* _REQUIRED WORK_
From the listing below, pull each line that includes "raise".

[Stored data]
== == ==
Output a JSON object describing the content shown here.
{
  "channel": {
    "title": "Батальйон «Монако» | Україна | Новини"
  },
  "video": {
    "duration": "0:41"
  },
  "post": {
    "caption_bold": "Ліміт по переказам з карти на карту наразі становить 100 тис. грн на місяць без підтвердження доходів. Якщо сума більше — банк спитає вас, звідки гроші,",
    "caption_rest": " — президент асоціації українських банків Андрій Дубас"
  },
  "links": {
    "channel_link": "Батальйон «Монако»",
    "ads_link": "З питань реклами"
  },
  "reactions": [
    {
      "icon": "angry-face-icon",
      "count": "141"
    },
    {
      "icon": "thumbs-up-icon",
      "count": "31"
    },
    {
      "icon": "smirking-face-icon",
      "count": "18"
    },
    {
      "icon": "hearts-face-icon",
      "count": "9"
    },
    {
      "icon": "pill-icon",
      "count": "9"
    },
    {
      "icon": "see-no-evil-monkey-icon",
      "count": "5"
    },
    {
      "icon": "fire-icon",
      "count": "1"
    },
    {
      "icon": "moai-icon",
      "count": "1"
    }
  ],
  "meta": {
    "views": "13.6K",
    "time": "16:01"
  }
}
== == ==
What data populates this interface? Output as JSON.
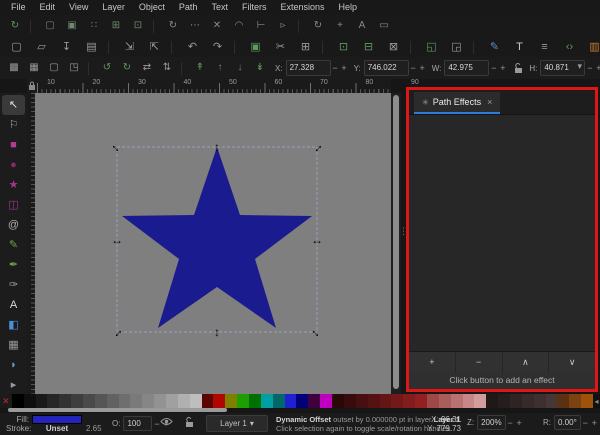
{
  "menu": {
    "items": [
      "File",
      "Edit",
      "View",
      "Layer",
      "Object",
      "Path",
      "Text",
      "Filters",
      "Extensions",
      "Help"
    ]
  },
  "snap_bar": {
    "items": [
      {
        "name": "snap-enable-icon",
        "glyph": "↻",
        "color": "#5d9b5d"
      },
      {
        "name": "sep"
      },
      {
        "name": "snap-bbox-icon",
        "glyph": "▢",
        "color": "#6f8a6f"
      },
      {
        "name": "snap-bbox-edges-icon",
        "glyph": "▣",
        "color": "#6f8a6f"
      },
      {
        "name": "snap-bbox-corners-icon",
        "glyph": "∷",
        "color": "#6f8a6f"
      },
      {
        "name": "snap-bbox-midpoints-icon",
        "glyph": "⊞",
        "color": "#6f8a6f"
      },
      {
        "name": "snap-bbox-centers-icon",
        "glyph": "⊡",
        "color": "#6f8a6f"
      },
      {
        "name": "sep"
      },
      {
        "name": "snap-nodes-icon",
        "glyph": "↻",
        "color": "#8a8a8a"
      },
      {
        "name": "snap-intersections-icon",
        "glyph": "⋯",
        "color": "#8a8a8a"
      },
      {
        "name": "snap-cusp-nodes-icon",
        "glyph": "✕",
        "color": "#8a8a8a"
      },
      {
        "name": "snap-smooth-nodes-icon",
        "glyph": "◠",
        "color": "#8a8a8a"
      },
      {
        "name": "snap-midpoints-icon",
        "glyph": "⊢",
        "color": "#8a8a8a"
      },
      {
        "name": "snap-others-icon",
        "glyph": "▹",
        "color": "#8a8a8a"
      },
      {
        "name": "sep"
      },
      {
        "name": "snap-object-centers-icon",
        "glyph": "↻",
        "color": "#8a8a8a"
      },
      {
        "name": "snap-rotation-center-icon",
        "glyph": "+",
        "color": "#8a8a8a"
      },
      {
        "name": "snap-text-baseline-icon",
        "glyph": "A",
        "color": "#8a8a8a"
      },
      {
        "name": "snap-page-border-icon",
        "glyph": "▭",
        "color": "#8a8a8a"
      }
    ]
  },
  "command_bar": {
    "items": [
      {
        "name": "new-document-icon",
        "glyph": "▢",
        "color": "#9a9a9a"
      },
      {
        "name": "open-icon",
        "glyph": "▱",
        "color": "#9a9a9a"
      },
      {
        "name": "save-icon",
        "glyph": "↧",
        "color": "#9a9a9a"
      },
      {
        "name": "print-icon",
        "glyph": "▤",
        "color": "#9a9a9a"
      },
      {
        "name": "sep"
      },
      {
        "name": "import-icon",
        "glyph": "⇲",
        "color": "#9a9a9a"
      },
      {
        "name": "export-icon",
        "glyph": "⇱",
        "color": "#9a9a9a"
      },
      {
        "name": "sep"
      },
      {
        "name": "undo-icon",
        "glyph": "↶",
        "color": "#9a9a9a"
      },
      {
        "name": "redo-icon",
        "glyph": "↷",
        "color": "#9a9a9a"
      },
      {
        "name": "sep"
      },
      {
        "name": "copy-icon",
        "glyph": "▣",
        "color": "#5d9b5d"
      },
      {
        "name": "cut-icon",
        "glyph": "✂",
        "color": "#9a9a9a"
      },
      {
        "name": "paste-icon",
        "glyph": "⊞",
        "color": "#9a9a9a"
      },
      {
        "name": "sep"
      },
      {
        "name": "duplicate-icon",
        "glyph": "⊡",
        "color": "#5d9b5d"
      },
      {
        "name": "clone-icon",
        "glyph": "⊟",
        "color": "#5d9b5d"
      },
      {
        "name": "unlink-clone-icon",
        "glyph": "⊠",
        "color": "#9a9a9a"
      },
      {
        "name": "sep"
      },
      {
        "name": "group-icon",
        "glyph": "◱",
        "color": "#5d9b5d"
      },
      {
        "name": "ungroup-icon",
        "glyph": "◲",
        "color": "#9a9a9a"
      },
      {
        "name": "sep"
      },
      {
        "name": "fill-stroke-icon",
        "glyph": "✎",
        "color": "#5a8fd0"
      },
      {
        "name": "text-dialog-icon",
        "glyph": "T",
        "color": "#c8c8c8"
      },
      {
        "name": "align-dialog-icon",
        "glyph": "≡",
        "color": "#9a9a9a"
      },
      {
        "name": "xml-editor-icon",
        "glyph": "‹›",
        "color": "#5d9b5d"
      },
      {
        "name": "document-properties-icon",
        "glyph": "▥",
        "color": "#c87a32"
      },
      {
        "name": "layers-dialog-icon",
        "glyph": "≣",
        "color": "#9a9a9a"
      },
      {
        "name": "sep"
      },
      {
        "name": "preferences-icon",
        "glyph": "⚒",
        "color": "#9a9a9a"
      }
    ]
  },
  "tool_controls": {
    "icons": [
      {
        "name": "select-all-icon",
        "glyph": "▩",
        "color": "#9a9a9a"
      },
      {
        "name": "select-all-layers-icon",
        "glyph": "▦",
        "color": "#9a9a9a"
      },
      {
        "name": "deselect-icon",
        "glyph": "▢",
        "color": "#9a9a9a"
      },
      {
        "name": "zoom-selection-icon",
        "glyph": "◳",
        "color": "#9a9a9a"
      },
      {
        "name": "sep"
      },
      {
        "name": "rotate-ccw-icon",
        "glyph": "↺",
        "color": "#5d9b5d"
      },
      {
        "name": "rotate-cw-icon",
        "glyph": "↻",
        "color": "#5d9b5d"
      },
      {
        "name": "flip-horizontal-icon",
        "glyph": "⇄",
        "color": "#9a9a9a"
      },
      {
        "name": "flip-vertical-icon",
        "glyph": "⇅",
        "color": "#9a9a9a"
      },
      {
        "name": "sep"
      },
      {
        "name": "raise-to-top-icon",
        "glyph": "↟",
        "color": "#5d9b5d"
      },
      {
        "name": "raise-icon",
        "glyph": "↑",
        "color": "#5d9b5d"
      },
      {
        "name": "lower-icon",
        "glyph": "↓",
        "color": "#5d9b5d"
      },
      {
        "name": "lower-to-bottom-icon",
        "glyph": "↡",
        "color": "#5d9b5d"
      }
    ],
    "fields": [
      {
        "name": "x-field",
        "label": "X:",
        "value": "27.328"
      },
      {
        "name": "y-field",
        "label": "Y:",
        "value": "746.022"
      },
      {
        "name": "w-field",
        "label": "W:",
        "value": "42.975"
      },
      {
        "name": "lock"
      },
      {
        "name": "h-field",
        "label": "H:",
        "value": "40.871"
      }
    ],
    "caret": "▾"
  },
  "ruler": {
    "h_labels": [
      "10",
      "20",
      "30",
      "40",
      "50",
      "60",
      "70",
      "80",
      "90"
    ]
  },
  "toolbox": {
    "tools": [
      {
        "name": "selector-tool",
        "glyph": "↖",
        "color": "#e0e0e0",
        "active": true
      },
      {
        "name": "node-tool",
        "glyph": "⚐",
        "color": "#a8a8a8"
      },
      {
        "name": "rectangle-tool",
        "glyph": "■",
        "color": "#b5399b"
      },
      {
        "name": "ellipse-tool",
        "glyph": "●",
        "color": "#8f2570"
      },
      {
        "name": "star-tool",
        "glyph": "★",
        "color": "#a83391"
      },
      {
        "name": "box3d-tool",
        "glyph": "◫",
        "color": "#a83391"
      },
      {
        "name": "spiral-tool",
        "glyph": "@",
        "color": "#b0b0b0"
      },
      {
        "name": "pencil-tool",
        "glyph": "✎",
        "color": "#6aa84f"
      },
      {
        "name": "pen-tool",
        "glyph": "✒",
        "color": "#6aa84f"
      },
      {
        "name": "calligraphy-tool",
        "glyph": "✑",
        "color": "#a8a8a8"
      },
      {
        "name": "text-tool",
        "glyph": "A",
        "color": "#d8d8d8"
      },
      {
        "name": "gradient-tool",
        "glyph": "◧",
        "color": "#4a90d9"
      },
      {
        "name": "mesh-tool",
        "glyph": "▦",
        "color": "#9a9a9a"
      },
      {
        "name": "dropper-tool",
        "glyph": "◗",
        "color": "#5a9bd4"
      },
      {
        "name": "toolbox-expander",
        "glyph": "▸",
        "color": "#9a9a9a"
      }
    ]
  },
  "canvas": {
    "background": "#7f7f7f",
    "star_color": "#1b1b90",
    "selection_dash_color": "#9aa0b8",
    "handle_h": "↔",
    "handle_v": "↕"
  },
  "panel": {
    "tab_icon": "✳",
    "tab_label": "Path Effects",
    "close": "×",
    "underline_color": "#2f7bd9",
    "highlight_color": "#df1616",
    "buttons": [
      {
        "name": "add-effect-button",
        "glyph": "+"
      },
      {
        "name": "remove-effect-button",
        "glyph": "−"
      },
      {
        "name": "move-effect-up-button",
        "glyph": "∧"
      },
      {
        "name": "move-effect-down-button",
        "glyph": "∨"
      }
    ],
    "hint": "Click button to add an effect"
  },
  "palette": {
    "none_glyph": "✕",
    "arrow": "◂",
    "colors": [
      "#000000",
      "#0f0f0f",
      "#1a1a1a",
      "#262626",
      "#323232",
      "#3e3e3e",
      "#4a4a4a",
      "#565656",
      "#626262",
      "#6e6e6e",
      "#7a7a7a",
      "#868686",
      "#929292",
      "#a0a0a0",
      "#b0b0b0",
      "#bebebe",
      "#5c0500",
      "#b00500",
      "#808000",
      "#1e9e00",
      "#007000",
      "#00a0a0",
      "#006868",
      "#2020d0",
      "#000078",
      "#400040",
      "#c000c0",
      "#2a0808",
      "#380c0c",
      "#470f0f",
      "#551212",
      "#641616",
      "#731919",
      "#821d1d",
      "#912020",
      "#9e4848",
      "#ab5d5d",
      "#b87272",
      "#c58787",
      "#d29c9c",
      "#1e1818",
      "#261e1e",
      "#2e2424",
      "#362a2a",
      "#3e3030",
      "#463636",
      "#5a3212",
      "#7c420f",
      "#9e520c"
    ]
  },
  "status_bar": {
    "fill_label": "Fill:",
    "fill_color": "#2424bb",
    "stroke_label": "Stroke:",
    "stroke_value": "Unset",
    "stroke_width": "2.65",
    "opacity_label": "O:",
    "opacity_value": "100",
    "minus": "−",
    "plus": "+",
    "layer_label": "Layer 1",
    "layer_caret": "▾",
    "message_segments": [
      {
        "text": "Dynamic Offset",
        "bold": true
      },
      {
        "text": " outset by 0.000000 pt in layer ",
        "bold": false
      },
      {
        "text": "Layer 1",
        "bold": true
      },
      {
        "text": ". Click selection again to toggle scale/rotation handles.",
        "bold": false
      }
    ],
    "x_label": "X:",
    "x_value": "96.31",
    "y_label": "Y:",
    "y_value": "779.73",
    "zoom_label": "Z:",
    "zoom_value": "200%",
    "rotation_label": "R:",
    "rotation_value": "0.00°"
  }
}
== == ==
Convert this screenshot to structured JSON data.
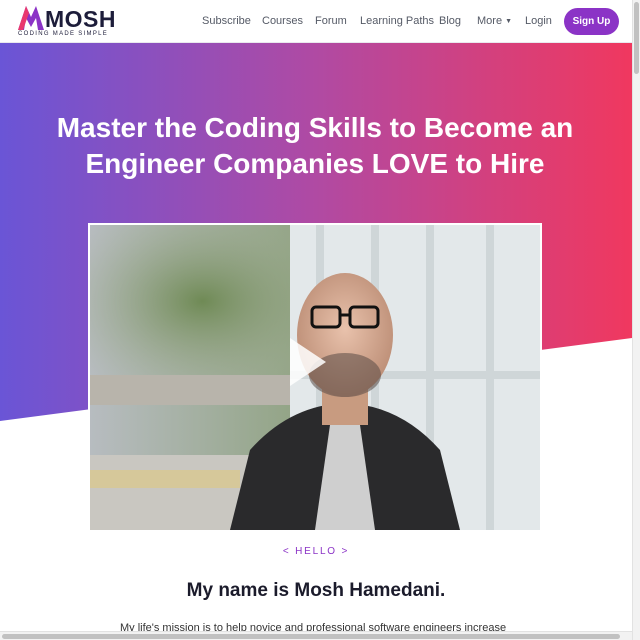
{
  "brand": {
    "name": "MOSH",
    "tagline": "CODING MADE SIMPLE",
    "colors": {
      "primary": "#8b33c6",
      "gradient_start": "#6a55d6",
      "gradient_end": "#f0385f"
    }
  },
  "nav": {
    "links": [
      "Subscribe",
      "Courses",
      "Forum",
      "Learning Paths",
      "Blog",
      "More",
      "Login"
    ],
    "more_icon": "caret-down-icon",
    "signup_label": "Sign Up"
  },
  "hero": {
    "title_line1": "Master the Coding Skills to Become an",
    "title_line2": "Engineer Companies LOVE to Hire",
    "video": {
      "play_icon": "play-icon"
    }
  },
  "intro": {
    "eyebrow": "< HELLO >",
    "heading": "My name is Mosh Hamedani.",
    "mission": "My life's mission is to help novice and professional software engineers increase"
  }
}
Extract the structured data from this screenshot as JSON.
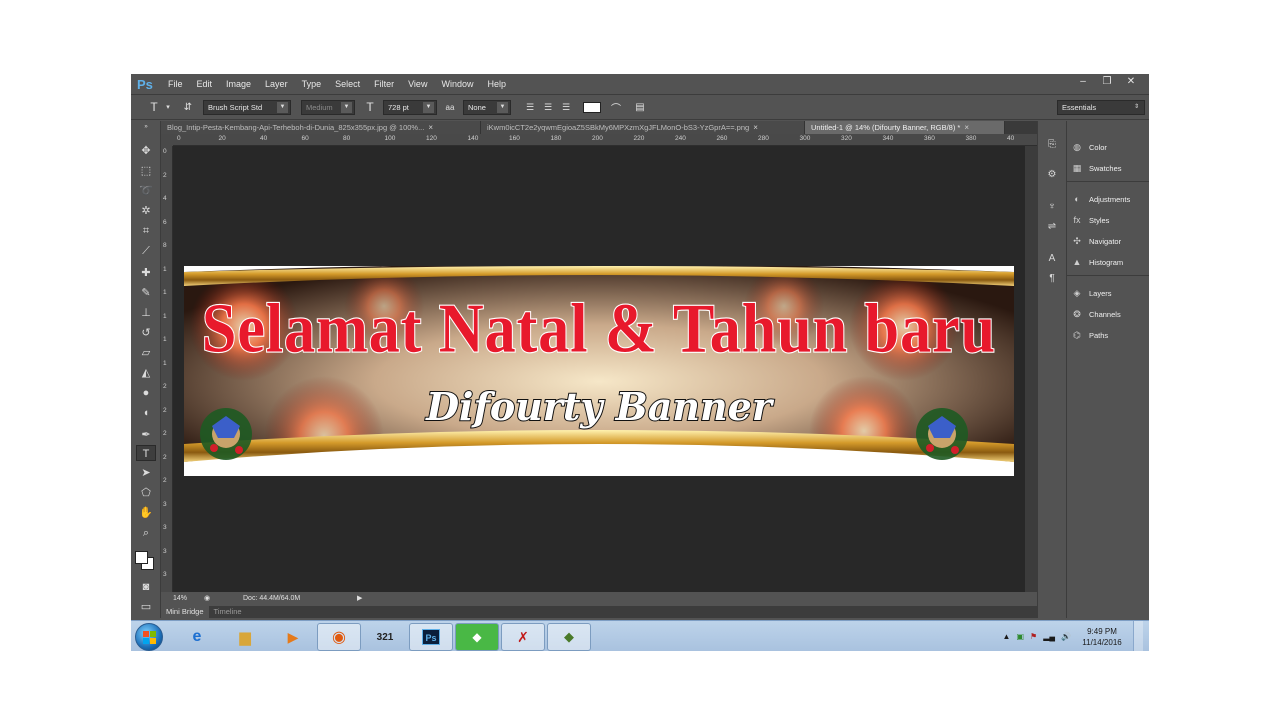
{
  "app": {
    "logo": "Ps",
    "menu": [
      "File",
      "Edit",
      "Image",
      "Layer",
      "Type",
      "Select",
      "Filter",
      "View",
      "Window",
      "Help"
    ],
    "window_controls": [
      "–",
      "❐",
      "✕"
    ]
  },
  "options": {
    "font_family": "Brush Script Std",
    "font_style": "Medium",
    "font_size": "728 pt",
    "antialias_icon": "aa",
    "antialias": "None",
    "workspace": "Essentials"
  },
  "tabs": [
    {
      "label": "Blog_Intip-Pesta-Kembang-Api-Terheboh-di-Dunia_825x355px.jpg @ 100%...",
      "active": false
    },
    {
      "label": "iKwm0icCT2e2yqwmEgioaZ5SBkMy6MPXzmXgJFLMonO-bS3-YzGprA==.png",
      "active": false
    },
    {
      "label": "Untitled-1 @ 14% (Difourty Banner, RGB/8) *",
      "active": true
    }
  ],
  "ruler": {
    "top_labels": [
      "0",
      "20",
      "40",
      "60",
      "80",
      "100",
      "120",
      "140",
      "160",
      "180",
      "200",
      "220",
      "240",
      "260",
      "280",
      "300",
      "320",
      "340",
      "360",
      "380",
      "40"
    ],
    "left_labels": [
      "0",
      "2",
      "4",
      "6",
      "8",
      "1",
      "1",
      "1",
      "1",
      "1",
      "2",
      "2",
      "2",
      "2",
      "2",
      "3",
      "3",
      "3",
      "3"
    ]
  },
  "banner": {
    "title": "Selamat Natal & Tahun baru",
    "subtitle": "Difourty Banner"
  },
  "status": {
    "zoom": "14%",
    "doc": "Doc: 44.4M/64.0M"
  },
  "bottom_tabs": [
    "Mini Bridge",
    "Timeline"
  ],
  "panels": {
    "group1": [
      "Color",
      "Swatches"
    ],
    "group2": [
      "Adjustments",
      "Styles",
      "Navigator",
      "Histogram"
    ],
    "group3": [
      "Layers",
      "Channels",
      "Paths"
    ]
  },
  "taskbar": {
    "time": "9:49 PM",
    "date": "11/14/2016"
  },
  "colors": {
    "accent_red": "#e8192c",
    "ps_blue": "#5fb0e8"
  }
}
== == ==
* _RESULT OF THIS EXERCISE_
        "name": "raise-to-top-icon",
        "name": "raise-icon",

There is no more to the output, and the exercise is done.